# JOB A
In the Clemens conjecture draft, rewrite the paragraph that begins "Any rational curve can be viewed" as a short list, keeping its main facts.
# JOB B
According to the Clemens conjecture draft, how many degrees of freedom does the action of $GL(2)$ remove?

# SELECTED EXCERPT
☆ ☆ ☆ ☆ ☆ ☆ ☆

## The Clemens Conjecture

This is a draft of a talk I’m giving on Thursday, mostly going over the work of Katz in this paper.

Let’s begin with an informal statement of the conjecture:

Conjecture: For every positive integer $d$, a general quintic hypersurface in $\mathbb{P}^4$ will contain only finitely many rational curves of degree $d$.

First off, we’ll justify WHY we should make such a conjecture:

Any rational curve can be viewed as being the image of $\phi:\mathbb{P}^1\to\mathbb{P}^4$ for some map. If the curve is of degree $d$, then the map $\phi$ consists of $\hphantom{}[\alpha_0(s,t):\ldots:\alpha_4(s,t)]$ with $\alpha_i$ homogeneous of degree $d$. Thus, each $\alpha_i$ has $d+1$ coefficients that we are free to choose, so the map has $5(d+1)=5d+5$ free parameters. However, $GL(2)$ acts on the space of maps, reparameterizing them, and this removes four degrees of freedom, so the space of curves is of dimension $5d+1$.

☆ ☆ ☆ ☆ ☆ ☆ ☆

# Some lines

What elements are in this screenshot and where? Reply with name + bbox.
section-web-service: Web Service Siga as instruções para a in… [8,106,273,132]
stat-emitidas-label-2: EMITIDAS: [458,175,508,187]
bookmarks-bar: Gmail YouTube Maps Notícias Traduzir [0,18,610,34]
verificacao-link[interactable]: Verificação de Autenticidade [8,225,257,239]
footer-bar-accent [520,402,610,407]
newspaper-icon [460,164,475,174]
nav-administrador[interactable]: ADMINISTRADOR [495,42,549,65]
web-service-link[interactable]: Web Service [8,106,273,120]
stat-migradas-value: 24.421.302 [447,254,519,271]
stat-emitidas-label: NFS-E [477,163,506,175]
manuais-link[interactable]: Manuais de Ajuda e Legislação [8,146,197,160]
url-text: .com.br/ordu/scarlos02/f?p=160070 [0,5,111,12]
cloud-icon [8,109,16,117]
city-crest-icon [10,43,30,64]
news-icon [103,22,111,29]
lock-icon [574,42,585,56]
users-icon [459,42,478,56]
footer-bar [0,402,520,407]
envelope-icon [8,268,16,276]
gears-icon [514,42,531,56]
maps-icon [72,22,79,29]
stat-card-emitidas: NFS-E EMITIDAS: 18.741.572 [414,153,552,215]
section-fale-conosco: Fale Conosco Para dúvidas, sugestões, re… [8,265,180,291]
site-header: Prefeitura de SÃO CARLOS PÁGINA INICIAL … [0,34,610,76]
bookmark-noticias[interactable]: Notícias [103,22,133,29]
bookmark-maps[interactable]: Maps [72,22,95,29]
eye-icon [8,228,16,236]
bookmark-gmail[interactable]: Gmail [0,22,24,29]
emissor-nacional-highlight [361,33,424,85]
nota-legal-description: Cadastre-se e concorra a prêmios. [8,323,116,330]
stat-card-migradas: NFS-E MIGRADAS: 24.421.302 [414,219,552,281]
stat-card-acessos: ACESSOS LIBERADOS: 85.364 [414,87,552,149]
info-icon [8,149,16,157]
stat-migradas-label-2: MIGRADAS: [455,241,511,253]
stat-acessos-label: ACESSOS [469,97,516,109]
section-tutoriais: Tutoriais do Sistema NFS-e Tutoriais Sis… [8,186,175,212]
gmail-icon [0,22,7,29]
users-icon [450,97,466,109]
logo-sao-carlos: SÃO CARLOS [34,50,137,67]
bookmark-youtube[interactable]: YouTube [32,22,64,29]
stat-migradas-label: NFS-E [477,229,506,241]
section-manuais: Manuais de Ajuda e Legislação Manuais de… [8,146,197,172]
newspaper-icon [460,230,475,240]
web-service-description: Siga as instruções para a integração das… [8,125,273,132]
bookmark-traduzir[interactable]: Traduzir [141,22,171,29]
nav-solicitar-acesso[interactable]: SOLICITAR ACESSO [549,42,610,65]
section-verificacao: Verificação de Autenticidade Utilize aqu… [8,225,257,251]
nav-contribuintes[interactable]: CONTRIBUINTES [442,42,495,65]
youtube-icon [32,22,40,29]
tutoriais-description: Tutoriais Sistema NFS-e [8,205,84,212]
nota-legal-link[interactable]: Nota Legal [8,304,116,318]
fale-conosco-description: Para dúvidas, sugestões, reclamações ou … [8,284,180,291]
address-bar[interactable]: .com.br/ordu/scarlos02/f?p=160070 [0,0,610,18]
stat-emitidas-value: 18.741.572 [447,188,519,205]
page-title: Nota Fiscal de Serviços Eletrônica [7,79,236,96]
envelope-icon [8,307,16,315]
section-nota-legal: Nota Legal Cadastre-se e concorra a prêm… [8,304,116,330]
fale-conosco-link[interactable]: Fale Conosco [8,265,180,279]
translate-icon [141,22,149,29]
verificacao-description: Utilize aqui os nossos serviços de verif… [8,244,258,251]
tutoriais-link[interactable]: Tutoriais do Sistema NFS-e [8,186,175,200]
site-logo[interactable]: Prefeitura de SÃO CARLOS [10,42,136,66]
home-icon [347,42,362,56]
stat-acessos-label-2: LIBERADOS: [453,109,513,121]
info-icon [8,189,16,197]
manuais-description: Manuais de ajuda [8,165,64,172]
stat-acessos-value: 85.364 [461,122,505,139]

☆ ☆ ☆ ☆ ☆ ☆ ☆

# TASK SOLUTION A
- Any rational curve is the image of some map $\phi:\mathbb{P}^1\to\mathbb{P}^4$.
- For a curve of degree $d$, the map is $[\alpha_0(s,t):\ldots:\alpha_4(s,t)]$, with each $\alpha_i$ homogeneous of degree $d$.
- Each $\alpha_i$ has $d+1$ freely chosen coefficients, so the map has $5d+5$ free parameters.
- $GL(2)$ acts by reparameterizing the maps, which removes four degrees of freedom.
- The space of curves therefore has dimension $5d+1$.

# TASK SOLUTION B
Four.